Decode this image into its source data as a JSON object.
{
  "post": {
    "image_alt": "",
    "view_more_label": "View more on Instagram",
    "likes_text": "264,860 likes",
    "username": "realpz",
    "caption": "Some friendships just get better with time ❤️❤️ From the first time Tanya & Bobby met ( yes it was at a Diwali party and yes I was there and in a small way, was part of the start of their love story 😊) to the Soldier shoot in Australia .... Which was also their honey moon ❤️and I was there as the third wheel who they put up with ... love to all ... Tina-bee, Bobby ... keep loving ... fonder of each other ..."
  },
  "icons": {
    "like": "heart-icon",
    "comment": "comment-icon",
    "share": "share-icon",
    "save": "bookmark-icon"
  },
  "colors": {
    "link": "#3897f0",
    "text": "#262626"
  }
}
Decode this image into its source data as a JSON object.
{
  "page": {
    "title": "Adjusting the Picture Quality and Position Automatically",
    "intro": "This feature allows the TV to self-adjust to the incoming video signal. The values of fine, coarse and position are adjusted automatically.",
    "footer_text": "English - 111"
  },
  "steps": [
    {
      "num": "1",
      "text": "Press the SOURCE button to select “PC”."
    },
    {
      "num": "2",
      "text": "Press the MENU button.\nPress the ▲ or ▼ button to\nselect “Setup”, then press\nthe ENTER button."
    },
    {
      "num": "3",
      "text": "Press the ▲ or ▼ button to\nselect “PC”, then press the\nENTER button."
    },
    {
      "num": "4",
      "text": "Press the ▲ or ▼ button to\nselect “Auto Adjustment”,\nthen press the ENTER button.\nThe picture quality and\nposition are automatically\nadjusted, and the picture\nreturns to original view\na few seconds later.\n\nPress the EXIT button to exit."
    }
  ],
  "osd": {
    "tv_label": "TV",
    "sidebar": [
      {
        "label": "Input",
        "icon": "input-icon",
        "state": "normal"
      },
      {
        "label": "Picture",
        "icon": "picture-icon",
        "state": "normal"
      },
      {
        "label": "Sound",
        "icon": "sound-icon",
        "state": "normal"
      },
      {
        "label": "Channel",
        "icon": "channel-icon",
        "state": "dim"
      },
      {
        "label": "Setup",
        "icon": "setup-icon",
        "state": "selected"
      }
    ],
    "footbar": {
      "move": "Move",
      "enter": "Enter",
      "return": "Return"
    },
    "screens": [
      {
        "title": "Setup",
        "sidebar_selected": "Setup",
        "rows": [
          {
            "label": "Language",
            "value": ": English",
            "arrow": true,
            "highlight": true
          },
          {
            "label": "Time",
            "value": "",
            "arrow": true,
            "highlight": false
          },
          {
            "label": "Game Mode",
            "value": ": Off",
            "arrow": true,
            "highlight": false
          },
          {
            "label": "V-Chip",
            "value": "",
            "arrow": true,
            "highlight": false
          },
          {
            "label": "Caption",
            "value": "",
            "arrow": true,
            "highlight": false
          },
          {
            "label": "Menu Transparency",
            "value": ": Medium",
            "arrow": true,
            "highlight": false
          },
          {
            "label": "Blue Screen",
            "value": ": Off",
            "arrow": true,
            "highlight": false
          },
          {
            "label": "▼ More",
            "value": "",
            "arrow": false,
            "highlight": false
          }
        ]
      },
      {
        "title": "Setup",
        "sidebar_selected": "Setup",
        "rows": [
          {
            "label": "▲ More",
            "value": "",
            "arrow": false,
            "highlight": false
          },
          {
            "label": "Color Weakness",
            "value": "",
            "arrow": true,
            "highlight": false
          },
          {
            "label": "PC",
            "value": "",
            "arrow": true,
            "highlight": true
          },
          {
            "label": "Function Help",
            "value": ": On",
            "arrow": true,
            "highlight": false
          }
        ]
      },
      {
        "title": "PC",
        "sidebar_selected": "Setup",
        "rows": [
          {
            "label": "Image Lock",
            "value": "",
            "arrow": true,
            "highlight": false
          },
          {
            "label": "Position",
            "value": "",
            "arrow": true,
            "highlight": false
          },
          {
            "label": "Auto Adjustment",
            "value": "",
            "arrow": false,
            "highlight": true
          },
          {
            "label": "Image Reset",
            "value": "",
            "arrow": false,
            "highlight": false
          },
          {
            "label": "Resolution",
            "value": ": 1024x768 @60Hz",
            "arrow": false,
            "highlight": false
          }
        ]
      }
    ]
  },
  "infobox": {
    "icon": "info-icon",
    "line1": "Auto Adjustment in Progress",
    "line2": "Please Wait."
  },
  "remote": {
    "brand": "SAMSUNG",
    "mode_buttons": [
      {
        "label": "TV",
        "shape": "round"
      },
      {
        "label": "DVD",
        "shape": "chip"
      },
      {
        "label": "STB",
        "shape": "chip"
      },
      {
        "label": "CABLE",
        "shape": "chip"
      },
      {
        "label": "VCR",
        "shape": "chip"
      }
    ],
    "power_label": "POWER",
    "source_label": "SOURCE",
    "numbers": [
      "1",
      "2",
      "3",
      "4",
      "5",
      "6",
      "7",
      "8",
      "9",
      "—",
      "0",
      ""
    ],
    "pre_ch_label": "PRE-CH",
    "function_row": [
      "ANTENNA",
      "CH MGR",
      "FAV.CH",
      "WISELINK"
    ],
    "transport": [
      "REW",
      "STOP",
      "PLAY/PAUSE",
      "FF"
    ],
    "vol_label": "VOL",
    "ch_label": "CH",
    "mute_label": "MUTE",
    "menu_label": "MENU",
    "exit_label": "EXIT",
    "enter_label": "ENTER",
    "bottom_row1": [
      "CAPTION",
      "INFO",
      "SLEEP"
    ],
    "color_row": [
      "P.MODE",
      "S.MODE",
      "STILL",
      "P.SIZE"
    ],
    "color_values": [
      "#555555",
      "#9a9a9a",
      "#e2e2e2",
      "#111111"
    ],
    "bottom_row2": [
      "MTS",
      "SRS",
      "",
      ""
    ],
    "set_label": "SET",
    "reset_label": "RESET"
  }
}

What is needed: Output all of the data above without any alteration.

The completed task:
Decode this image into its source data as a JSON object.
{
  "post": {
    "image_alt": "",
    "view_more_label": "View more on Instagram",
    "likes_text": "264,860 likes",
    "username": "realpz",
    "caption": "Some friendships just get better with time ❤️❤️ From the first time Tanya & Bobby met ( yes it was at a Diwali party and yes I was there and in a small way, was part of the start of their love story 😊) to the Soldier shoot in Australia .... Which was also their honey moon ❤️and I was there as the third wheel who they put up with ... love to all ... Tina-bee, Bobby ... keep loving ... fonder of each other ..."
  },
  "icons": {
    "like": "heart-icon",
    "comment": "comment-icon",
    "share": "share-icon",
    "save": "bookmark-icon"
  },
  "colors": {
    "link": "#3897f0",
    "text": "#262626"
  }
}
Decode this image into its source data as a JSON object.
{
  "page": {
    "title": "Adjusting the Picture Quality and Position Automatically",
    "intro": "This feature allows the TV to self-adjust to the incoming video signal. The values of fine, coarse and position are adjusted automatically.",
    "footer_text": "English - 111"
  },
  "steps": [
    {
      "num": "1",
      "text": "Press the SOURCE button to select “PC”."
    },
    {
      "num": "2",
      "text": "Press the MENU button.\nPress the ▲ or ▼ button to\nselect “Setup”, then press\nthe ENTER button."
    },
    {
      "num": "3",
      "text": "Press the ▲ or ▼ button to\nselect “PC”, then press the\nENTER button."
    },
    {
      "num": "4",
      "text": "Press the ▲ or ▼ button to\nselect “Auto Adjustment”,\nthen press the ENTER button.\nThe picture quality and\nposition are automatically\nadjusted, and the picture\nreturns to original view\na few seconds later.\n\nPress the EXIT button to exit."
    }
  ],
  "osd": {
    "tv_label": "TV",
    "sidebar": [
      {
        "label": "Input",
        "icon": "input-icon",
        "state": "normal"
      },
      {
        "label": "Picture",
        "icon": "picture-icon",
        "state": "normal"
      },
      {
        "label": "Sound",
        "icon": "sound-icon",
        "state": "normal"
      },
      {
        "label": "Channel",
        "icon": "channel-icon",
        "state": "dim"
      },
      {
        "label": "Setup",
        "icon": "setup-icon",
        "state": "selected"
      }
    ],
    "footbar": {
      "move": "Move",
      "enter": "Enter",
      "return": "Return"
    },
    "screens": [
      {
        "title": "Setup",
        "sidebar_selected": "Setup",
        "rows": [
          {
            "label": "Language",
            "value": ": English",
            "arrow": true,
            "highlight": true
          },
          {
            "label": "Time",
            "value": "",
            "arrow": true,
            "highlight": false
          },
          {
            "label": "Game Mode",
            "value": ": Off",
            "arrow": true,
            "highlight": false
          },
          {
            "label": "V-Chip",
            "value": "",
            "arrow": true,
            "highlight": false
          },
          {
            "label": "Caption",
            "value": "",
            "arrow": true,
            "highlight": false
          },
          {
            "label": "Menu Transparency",
            "value": ": Medium",
            "arrow": true,
            "highlight": false
          },
          {
            "label": "Blue Screen",
            "value": ": Off",
            "arrow": true,
            "highlight": false
          },
          {
            "label": "▼ More",
            "value": "",
            "arrow": false,
            "highlight": false
          }
        ]
      },
      {
        "title": "Setup",
        "sidebar_selected": "Setup",
        "rows": [
          {
            "label": "▲ More",
            "value": "",
            "arrow": false,
            "highlight": false
          },
          {
            "label": "Color Weakness",
            "value": "",
            "arrow": true,
            "highlight": false
          },
          {
            "label": "PC",
            "value": "",
            "arrow": true,
            "highlight": true
          },
          {
            "label": "Function Help",
            "value": ": On",
            "arrow": true,
            "highlight": false
          }
        ]
      },
      {
        "title": "PC",
        "sidebar_selected": "Setup",
        "rows": [
          {
            "label": "Image Lock",
            "value": "",
            "arrow": true,
            "highlight": false
          },
          {
            "label": "Position",
            "value": "",
            "arrow": true,
            "highlight": false
          },
          {
            "label": "Auto Adjustment",
            "value": "",
            "arrow": false,
            "highlight": true
          },
          {
            "label": "Image Reset",
            "value": "",
            "arrow": false,
            "highlight": false
          },
          {
            "label": "Resolution",
            "value": ": 1024x768 @60Hz",
            "arrow": false,
            "highlight": false
          }
        ]
      }
    ]
  },
  "infobox": {
    "icon": "info-icon",
    "line1": "Auto Adjustment in Progress",
    "line2": "Please Wait."
  },
  "remote": {
    "brand": "SAMSUNG",
    "mode_buttons": [
      {
        "label": "TV",
        "shape": "round"
      },
      {
        "label": "DVD",
        "shape": "chip"
      },
      {
        "label": "STB",
        "shape": "chip"
      },
      {
        "label": "CABLE",
        "shape": "chip"
      },
      {
        "label": "VCR",
        "shape": "chip"
      }
    ],
    "power_label": "POWER",
    "source_label": "SOURCE",
    "numbers": [
      "1",
      "2",
      "3",
      "4",
      "5",
      "6",
      "7",
      "8",
      "9",
      "—",
      "0",
      ""
    ],
    "pre_ch_label": "PRE-CH",
    "function_row": [
      "ANTENNA",
      "CH MGR",
      "FAV.CH",
      "WISELINK"
    ],
    "transport": [
      "REW",
      "STOP",
      "PLAY/PAUSE",
      "FF"
    ],
    "vol_label": "VOL",
    "ch_label": "CH",
    "mute_label": "MUTE",
    "menu_label": "MENU",
    "exit_label": "EXIT",
    "enter_label": "ENTER",
    "bottom_row1": [
      "CAPTION",
      "INFO",
      "SLEEP"
    ],
    "color_row": [
      "P.MODE",
      "S.MODE",
      "STILL",
      "P.SIZE"
    ],
    "color_values": [
      "#555555",
      "#9a9a9a",
      "#e2e2e2",
      "#111111"
    ],
    "bottom_row2": [
      "MTS",
      "SRS",
      "",
      ""
    ],
    "set_label": "SET",
    "reset_label": "RESET"
  }
}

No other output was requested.